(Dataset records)
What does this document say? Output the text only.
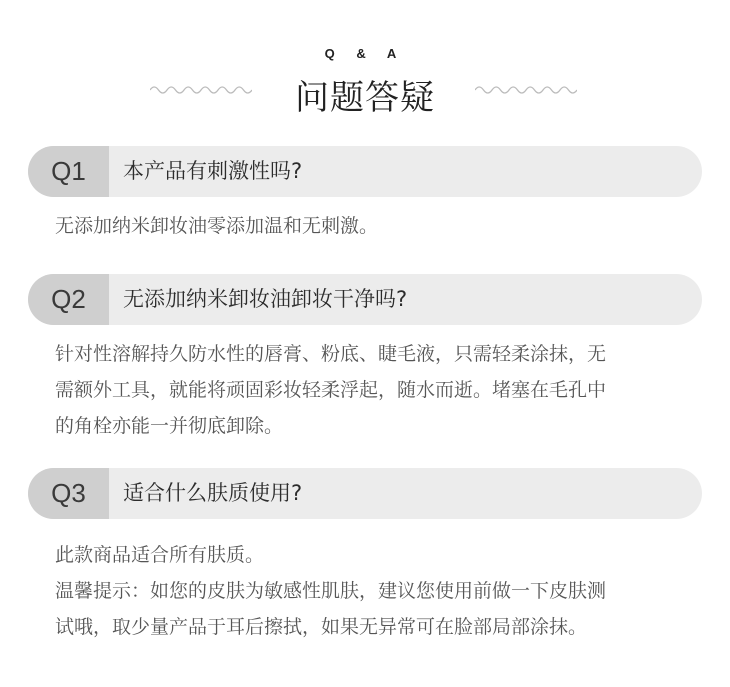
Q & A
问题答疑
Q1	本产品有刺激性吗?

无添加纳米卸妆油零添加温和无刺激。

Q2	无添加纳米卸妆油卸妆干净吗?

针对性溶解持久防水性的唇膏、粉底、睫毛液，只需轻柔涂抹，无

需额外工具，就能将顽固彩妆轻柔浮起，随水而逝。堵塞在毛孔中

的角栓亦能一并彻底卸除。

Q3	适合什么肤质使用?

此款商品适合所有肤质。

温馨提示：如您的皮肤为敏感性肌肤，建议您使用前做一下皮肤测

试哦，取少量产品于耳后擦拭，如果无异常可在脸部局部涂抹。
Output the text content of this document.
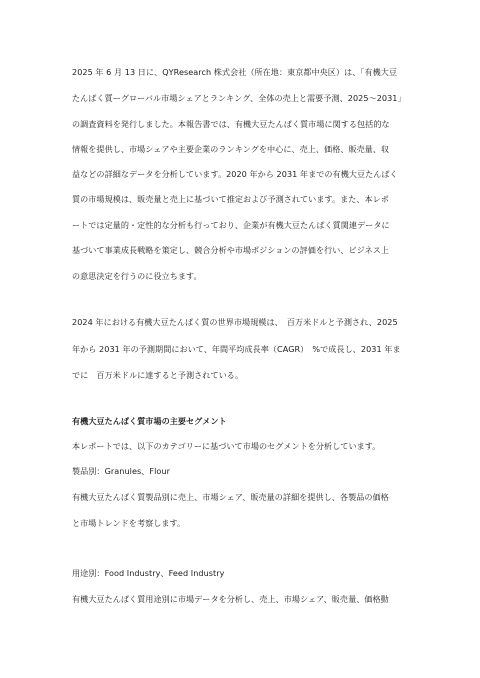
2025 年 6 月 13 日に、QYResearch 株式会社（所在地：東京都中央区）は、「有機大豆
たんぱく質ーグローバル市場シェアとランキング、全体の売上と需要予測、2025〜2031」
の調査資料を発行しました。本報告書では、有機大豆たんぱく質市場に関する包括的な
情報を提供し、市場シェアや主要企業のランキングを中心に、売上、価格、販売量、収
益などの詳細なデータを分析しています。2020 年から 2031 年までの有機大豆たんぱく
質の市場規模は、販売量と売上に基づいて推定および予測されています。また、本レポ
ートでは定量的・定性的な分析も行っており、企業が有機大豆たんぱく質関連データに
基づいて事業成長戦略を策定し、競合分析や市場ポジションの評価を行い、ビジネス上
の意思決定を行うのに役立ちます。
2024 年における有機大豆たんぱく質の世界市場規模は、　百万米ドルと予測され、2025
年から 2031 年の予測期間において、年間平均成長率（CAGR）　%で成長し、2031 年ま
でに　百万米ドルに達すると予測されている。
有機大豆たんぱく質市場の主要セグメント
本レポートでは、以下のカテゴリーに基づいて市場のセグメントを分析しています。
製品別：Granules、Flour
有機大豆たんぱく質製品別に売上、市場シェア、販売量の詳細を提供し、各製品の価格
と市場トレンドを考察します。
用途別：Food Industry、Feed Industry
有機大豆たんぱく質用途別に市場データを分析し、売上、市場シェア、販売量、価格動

- **Task directions**
Reproduce all of the data exactly; the pictures do not belong in the copy.

- **Output of the task**
What does this document say? Output the text only.
Q & A
问题答疑
Q1	本产品有刺激性吗?

无添加纳米卸妆油零添加温和无刺激。

Q2	无添加纳米卸妆油卸妆干净吗?

针对性溶解持久防水性的唇膏、粉底、睫毛液，只需轻柔涂抹，无

需额外工具，就能将顽固彩妆轻柔浮起，随水而逝。堵塞在毛孔中

的角栓亦能一并彻底卸除。

Q3	适合什么肤质使用?

此款商品适合所有肤质。

温馨提示：如您的皮肤为敏感性肌肤，建议您使用前做一下皮肤测

试哦，取少量产品于耳后擦拭，如果无异常可在脸部局部涂抹。
Output the text content of this document.
2025 年 6 月 13 日に、QYResearch 株式会社（所在地：東京都中央区）は、「有機大豆
たんぱく質ーグローバル市場シェアとランキング、全体の売上と需要予測、2025〜2031」
の調査資料を発行しました。本報告書では、有機大豆たんぱく質市場に関する包括的な
情報を提供し、市場シェアや主要企業のランキングを中心に、売上、価格、販売量、収
益などの詳細なデータを分析しています。2020 年から 2031 年までの有機大豆たんぱく
質の市場規模は、販売量と売上に基づいて推定および予測されています。また、本レポ
ートでは定量的・定性的な分析も行っており、企業が有機大豆たんぱく質関連データに
基づいて事業成長戦略を策定し、競合分析や市場ポジションの評価を行い、ビジネス上
の意思決定を行うのに役立ちます。
2024 年における有機大豆たんぱく質の世界市場規模は、　百万米ドルと予測され、2025
年から 2031 年の予測期間において、年間平均成長率（CAGR）　%で成長し、2031 年ま
でに　百万米ドルに達すると予測されている。
有機大豆たんぱく質市場の主要セグメント
本レポートでは、以下のカテゴリーに基づいて市場のセグメントを分析しています。
製品別：Granules、Flour
有機大豆たんぱく質製品別に売上、市場シェア、販売量の詳細を提供し、各製品の価格
と市場トレンドを考察します。
用途別：Food Industry、Feed Industry
有機大豆たんぱく質用途別に市場データを分析し、売上、市場シェア、販売量、価格動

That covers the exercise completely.